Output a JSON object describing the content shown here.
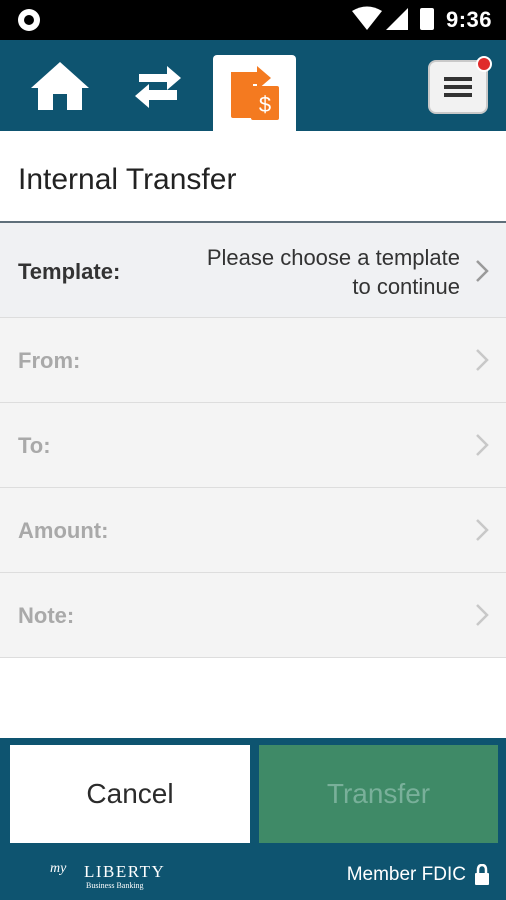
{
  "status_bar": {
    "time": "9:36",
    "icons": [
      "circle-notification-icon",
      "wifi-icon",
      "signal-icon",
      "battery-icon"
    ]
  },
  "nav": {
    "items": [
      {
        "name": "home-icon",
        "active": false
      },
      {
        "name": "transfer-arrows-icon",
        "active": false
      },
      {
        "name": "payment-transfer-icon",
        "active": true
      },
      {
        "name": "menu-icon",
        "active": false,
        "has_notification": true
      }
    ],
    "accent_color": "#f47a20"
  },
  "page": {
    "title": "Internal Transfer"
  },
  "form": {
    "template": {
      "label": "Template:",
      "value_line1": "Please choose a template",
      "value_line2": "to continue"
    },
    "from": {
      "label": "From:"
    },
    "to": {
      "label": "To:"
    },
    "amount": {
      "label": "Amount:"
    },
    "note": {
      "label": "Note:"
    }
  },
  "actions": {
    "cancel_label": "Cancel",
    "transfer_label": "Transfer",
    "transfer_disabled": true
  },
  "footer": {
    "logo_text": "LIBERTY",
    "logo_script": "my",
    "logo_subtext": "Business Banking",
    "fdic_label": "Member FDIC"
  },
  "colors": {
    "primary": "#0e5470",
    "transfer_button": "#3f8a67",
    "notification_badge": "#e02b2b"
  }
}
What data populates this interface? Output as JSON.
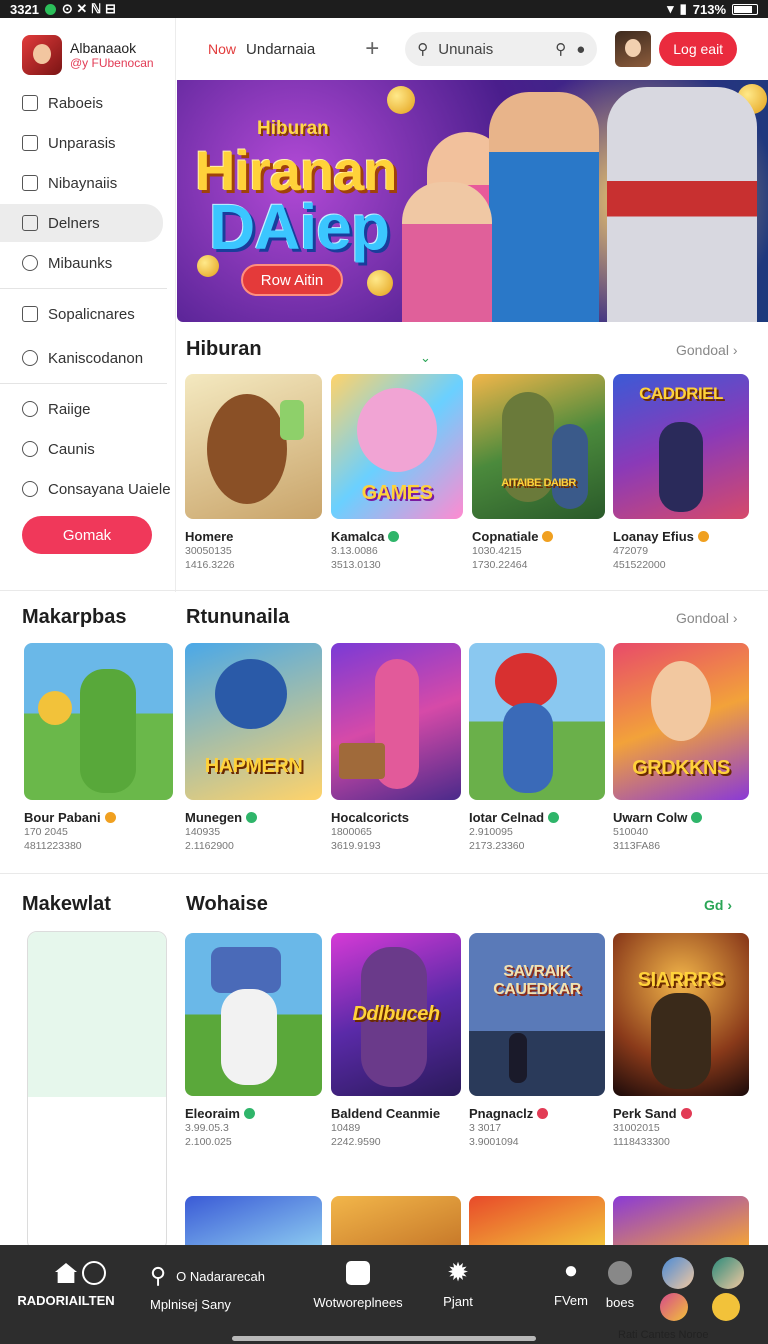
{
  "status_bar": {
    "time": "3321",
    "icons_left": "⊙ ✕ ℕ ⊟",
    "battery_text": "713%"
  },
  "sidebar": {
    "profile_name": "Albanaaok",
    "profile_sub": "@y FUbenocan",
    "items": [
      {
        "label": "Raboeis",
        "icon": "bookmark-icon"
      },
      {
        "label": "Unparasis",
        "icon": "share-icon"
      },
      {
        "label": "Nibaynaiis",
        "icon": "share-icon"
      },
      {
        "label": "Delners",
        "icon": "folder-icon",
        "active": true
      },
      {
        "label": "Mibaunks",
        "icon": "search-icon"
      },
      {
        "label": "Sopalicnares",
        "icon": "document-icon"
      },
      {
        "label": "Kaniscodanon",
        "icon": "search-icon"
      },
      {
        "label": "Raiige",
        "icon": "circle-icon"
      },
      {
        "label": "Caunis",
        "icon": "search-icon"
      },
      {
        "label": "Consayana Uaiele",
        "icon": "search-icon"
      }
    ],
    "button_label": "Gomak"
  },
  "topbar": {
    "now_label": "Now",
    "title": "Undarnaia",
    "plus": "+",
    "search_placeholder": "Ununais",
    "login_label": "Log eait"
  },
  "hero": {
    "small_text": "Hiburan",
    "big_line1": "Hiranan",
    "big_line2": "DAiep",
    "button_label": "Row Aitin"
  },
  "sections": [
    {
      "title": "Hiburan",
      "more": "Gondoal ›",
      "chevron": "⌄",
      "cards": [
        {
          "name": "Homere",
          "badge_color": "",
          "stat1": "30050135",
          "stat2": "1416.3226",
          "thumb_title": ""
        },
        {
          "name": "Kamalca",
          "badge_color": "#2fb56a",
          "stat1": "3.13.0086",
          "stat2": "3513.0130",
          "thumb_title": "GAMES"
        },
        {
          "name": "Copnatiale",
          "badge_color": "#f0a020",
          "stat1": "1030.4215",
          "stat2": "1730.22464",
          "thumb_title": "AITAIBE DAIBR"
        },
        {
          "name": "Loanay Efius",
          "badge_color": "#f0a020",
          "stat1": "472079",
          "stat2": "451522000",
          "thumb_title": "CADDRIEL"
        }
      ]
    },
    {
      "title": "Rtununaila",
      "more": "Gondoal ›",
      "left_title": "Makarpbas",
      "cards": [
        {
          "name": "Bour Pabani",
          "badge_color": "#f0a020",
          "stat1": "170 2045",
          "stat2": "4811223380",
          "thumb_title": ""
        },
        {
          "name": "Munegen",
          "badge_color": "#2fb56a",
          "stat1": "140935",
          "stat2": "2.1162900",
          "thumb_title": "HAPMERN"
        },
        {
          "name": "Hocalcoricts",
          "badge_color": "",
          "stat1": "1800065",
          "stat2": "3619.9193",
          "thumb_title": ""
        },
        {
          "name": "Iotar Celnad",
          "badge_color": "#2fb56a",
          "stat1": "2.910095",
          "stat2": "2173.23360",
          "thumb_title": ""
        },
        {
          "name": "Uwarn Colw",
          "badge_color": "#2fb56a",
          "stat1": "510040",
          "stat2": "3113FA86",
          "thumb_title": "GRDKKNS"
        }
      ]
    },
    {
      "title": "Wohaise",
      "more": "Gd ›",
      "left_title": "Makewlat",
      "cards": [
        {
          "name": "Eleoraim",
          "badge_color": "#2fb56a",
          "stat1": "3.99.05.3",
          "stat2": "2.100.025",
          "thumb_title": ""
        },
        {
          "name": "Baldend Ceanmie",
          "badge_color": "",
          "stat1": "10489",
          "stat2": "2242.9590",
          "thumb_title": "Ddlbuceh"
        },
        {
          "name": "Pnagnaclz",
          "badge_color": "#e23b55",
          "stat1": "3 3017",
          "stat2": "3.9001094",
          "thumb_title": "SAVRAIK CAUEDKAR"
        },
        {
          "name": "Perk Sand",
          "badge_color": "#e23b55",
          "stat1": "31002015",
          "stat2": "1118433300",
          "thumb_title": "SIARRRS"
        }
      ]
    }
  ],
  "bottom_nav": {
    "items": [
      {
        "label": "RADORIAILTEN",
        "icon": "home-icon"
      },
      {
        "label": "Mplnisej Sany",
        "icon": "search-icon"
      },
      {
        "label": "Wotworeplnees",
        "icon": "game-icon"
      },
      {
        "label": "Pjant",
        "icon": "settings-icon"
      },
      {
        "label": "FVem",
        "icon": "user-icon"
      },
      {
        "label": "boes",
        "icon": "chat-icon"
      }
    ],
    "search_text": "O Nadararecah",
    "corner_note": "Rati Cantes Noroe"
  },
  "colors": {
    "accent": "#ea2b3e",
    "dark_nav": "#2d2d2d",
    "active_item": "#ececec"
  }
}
^^^^^^^^^^^^^^^^
GOAL. Gather all lines with the string "JSON" from the data.

RESULT OF THIS TASK.
Output a JSON object describing the content shown here.
What data populates this interface? Output as JSON.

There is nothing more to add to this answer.